Challenge>
Show every line that has the string "Date" in it.
* begin Records shown *
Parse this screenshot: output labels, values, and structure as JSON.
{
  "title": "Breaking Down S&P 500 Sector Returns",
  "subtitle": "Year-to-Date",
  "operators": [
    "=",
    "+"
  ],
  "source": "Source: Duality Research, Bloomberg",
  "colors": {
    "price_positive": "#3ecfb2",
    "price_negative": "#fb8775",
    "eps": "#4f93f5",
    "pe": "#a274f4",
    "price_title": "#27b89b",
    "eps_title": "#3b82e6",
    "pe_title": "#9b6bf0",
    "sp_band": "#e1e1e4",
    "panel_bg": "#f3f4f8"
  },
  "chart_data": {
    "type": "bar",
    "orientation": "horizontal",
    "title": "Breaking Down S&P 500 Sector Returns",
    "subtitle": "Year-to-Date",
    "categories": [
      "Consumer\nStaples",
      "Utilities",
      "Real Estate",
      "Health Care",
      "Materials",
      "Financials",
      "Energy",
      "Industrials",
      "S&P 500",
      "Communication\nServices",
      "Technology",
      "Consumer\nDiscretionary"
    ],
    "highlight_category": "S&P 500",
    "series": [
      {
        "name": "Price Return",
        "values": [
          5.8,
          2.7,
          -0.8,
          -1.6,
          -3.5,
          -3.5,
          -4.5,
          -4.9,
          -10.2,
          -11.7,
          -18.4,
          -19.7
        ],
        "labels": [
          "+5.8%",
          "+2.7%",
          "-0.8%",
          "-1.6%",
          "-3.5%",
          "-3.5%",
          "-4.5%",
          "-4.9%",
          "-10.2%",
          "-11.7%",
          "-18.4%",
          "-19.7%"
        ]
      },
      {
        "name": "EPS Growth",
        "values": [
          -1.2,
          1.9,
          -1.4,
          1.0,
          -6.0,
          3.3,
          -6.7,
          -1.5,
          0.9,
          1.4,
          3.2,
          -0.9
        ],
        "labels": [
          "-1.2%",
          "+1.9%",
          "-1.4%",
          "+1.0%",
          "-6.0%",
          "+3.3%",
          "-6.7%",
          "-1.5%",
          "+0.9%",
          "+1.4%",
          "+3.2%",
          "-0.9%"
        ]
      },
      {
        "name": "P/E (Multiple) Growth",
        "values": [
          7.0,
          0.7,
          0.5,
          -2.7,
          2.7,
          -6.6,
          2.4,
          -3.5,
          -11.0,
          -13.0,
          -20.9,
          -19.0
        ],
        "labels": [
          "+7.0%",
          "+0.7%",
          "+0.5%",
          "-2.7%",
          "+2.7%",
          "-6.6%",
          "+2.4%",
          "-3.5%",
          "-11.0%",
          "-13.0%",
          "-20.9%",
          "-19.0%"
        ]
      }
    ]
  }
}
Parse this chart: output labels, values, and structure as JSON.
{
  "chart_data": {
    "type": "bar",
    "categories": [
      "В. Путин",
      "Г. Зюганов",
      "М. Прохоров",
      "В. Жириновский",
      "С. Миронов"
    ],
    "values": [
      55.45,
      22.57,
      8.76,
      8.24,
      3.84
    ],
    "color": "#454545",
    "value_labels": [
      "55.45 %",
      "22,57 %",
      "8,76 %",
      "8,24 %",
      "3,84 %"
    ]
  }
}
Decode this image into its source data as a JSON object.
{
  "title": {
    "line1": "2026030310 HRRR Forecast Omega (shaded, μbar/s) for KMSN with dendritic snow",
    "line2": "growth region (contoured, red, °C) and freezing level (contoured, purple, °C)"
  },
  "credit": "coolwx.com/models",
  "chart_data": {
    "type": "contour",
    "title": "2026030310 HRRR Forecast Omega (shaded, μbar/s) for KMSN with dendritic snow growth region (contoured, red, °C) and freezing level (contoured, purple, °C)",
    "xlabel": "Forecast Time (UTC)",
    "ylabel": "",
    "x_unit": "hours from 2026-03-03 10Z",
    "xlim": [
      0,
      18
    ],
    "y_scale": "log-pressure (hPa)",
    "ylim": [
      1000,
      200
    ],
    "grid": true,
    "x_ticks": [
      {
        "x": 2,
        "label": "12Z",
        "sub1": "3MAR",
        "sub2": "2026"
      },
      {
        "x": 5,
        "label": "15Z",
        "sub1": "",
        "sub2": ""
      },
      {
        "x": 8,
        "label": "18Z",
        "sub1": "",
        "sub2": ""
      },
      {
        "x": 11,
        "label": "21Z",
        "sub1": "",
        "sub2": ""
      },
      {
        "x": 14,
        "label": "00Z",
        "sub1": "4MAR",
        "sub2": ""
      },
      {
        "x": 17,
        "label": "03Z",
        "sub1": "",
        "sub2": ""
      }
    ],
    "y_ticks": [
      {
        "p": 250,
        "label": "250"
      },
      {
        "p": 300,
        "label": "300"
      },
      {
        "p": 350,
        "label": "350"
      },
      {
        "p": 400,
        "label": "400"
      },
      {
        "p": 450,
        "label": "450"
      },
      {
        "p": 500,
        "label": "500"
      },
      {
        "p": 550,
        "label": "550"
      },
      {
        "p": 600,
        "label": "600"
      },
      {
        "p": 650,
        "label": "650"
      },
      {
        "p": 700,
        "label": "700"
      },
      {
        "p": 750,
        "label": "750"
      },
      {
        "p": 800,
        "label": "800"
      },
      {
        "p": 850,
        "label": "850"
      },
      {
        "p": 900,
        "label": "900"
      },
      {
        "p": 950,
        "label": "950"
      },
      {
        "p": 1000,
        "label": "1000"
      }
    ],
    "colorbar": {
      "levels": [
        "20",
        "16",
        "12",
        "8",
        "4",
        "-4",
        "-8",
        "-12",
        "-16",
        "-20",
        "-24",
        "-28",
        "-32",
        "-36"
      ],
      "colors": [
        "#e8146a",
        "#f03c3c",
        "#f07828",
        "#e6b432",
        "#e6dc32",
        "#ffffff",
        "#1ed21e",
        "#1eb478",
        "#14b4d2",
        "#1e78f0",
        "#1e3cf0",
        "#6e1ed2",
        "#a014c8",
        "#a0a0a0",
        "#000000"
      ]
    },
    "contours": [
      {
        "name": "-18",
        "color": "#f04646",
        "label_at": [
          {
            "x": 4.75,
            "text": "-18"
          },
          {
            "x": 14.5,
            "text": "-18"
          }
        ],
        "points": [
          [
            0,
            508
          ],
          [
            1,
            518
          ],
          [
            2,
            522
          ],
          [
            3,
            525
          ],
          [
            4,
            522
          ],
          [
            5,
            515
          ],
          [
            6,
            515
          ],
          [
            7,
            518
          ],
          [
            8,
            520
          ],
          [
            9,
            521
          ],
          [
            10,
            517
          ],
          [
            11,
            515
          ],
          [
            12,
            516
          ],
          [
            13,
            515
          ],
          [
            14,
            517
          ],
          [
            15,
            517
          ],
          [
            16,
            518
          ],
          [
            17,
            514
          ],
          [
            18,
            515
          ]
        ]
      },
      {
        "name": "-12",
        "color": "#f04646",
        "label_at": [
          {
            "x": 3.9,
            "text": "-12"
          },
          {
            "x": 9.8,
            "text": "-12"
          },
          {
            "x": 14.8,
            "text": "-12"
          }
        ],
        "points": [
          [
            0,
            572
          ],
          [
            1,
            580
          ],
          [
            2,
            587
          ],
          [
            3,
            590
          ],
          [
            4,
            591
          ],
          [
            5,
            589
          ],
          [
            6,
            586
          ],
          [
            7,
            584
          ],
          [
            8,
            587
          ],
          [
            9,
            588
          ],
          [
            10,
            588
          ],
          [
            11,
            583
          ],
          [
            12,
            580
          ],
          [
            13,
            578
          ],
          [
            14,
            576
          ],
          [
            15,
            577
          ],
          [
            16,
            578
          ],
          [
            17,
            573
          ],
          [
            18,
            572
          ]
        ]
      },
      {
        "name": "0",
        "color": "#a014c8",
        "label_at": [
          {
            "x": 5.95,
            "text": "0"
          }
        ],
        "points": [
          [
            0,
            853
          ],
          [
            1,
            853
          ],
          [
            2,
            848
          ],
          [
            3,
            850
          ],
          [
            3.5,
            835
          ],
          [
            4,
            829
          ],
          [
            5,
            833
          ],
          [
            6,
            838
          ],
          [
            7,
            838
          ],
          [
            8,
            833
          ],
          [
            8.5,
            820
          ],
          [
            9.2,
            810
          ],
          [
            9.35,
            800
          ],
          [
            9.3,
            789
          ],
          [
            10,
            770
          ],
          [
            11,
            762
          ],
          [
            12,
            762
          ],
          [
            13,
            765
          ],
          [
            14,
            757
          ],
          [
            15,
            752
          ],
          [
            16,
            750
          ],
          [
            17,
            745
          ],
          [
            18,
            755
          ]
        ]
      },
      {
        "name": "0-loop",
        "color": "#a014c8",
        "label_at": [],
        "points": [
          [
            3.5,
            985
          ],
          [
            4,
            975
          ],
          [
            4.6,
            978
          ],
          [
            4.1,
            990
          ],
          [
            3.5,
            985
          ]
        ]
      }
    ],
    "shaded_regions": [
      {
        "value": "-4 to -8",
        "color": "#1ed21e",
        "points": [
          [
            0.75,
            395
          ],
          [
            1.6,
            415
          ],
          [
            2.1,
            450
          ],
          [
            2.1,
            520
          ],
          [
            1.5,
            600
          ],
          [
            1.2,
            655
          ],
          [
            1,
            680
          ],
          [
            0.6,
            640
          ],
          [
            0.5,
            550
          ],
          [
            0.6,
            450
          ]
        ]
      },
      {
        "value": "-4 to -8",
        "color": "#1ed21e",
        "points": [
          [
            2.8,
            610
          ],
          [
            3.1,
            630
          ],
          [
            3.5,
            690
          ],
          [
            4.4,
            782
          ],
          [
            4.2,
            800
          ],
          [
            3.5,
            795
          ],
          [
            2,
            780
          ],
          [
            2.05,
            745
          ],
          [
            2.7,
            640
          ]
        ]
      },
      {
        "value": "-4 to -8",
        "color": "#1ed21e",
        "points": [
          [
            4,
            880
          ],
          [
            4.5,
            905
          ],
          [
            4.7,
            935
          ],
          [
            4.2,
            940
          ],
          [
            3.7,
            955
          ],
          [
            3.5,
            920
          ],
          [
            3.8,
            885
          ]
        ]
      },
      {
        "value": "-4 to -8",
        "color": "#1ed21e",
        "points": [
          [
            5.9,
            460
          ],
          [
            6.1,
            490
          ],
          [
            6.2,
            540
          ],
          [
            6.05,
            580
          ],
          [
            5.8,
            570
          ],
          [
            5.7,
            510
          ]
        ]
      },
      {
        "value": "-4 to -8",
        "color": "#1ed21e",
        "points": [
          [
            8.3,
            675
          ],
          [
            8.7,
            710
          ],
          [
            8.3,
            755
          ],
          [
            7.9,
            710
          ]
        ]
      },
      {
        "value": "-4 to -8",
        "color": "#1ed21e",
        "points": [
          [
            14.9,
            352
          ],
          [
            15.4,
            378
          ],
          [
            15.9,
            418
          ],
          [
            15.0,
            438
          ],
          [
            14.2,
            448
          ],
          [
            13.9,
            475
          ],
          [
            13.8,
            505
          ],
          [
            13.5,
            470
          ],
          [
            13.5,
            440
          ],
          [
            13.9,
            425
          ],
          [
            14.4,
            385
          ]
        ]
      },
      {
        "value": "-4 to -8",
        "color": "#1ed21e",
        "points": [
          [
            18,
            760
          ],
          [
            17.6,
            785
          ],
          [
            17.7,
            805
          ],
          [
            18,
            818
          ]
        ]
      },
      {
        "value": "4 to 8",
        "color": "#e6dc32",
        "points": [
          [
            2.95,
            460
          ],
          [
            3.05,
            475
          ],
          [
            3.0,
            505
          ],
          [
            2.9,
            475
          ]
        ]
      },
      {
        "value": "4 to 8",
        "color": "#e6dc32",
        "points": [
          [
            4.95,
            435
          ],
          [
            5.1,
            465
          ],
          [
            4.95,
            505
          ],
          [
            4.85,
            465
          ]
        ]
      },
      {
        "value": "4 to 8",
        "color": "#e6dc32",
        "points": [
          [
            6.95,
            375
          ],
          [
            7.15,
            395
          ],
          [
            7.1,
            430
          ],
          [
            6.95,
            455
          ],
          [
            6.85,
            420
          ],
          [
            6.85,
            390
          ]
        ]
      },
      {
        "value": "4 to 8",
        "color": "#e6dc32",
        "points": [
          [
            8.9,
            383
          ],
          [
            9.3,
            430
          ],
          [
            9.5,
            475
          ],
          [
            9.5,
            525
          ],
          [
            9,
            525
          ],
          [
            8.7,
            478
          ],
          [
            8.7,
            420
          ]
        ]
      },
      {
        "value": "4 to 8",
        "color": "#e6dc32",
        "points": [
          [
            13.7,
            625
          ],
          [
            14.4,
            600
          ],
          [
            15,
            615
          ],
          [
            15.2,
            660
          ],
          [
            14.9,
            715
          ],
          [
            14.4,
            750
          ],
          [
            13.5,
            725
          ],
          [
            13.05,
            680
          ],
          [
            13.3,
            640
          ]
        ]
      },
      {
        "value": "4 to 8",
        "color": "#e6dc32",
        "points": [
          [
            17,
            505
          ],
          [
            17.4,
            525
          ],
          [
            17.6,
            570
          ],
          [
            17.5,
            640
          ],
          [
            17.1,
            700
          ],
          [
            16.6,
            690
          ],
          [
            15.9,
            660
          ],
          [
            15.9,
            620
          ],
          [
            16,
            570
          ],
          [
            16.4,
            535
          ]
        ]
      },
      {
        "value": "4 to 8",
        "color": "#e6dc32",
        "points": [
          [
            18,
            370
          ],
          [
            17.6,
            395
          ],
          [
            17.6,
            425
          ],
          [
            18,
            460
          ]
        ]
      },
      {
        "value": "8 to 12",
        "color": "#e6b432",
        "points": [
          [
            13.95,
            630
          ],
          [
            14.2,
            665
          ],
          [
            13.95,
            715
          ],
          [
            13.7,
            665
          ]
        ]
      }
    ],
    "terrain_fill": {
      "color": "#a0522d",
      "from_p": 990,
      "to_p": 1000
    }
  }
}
* end Records shown *
Written answer>
  "subtitle": "Year-to-Date",
    "subtitle": "Year-to-Date",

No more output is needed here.